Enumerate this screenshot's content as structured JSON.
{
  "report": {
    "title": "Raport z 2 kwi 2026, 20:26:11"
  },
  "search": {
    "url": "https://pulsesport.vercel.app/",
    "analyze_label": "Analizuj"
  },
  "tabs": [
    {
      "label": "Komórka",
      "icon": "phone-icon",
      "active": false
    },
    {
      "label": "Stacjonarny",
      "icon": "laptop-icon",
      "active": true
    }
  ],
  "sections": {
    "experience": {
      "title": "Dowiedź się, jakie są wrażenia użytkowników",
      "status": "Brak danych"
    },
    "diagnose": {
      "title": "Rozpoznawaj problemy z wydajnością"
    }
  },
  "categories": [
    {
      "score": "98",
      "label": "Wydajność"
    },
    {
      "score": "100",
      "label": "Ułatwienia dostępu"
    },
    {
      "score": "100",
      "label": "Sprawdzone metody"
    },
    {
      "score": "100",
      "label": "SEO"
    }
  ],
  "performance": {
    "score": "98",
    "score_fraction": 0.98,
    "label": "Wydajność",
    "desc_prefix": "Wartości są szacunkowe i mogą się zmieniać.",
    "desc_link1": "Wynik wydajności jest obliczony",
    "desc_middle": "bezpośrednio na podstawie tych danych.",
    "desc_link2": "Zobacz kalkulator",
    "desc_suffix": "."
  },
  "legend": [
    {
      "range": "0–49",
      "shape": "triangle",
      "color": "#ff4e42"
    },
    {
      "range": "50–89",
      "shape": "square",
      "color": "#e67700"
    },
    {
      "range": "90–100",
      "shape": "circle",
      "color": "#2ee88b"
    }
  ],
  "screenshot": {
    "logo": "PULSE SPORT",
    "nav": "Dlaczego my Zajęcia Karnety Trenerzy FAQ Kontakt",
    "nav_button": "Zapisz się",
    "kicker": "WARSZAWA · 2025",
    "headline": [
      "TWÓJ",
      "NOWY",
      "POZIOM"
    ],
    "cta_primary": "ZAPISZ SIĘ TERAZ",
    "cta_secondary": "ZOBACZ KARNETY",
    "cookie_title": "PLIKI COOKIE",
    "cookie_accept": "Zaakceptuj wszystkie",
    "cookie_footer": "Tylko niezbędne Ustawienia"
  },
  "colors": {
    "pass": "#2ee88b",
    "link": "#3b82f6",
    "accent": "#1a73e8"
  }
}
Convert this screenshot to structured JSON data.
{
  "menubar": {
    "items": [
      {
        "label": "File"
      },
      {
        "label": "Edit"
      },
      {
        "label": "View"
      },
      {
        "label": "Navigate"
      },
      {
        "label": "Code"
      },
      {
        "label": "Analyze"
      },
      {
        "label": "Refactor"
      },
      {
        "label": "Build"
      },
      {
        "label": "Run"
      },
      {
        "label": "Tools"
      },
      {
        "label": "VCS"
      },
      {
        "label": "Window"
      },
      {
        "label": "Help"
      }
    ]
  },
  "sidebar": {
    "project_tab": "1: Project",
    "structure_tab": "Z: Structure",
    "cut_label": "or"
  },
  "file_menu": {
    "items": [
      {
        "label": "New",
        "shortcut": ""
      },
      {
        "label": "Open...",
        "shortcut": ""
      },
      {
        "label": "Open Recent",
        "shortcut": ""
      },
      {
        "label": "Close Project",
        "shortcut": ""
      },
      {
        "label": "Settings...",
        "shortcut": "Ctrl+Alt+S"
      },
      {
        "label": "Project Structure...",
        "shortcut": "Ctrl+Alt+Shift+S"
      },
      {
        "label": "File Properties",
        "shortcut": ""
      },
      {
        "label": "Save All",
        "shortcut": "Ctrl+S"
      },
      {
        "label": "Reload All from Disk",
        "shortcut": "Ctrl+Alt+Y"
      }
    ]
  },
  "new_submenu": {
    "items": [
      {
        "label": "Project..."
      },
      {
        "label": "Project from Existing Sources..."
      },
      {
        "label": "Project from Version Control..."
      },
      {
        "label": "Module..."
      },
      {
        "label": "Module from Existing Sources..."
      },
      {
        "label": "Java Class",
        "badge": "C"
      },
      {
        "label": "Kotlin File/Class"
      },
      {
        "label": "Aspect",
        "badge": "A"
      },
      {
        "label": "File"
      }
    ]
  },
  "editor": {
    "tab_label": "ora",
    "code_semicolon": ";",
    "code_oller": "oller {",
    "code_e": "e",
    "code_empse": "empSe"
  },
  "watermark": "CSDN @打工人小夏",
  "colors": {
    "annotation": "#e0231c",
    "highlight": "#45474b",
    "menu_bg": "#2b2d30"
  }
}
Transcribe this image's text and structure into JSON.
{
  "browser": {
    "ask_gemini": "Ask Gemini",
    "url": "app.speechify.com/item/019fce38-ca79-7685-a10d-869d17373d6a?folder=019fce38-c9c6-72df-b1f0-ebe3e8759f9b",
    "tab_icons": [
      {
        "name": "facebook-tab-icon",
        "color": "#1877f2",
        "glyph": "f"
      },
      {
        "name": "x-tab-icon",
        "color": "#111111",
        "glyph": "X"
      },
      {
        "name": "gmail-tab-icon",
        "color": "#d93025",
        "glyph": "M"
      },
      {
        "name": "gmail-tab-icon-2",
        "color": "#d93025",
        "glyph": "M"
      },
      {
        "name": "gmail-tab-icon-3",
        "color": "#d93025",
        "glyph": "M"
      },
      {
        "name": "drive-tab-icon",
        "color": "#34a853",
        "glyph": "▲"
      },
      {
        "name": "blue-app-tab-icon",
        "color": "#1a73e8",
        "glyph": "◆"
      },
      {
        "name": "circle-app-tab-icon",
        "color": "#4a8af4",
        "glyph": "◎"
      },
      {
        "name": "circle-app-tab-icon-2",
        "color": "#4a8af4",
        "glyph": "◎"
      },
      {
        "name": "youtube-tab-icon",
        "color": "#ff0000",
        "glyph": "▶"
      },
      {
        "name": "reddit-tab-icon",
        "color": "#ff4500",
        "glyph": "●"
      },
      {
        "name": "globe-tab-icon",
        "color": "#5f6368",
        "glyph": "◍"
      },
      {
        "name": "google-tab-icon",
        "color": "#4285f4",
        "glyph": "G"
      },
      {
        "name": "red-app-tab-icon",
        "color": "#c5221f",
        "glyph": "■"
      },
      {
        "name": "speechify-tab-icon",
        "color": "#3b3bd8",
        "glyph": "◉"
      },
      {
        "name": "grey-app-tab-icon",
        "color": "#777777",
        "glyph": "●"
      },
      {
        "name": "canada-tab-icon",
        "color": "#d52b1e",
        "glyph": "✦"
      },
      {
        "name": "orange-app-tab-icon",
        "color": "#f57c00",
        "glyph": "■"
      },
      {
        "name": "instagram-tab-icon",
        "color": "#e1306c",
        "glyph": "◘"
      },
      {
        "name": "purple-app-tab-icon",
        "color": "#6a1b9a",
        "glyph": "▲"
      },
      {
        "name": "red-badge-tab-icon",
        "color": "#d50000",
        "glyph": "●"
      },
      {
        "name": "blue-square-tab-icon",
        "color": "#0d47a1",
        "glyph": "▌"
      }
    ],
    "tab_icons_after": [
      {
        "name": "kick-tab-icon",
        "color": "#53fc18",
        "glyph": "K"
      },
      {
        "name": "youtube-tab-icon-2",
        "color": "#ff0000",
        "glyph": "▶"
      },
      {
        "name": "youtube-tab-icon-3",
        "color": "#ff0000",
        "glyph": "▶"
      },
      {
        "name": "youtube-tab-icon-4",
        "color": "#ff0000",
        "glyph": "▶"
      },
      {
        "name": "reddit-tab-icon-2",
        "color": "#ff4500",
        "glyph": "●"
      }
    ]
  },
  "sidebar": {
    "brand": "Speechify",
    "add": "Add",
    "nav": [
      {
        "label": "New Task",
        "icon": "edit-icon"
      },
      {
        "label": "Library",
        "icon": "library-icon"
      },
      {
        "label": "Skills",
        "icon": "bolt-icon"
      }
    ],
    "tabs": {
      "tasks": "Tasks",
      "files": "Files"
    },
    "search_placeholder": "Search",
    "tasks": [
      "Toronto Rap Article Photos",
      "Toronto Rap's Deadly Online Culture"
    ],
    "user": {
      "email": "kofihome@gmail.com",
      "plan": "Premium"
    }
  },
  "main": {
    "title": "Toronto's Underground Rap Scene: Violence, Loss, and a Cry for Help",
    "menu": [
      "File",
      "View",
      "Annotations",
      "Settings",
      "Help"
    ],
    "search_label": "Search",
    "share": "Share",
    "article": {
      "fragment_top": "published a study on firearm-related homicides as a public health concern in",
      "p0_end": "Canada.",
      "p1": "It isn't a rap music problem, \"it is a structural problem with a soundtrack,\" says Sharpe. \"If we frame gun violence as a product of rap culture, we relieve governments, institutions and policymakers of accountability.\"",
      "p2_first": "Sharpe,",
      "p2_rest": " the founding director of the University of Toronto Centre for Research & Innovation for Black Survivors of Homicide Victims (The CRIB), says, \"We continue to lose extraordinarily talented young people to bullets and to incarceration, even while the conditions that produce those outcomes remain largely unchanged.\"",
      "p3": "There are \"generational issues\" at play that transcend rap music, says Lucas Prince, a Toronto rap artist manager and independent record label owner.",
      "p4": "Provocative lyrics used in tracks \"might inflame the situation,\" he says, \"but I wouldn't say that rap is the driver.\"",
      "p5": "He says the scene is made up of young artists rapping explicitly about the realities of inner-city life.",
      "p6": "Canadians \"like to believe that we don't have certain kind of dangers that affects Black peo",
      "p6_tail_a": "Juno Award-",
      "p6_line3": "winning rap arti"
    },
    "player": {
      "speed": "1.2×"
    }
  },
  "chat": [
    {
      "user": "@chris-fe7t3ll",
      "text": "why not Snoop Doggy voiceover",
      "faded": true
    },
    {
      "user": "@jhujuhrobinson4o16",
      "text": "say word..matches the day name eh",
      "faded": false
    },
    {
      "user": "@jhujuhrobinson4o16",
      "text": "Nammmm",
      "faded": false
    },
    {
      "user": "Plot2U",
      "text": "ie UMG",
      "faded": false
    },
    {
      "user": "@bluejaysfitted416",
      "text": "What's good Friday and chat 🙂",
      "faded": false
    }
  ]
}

# [Do this]
Copy out each line of the data where the string "screenshot" appears.

# [Output for this exercise]
Enumerate this screenshot's content as structured JSON.
  "screenshot": {
Convert this screenshot to structured JSON data.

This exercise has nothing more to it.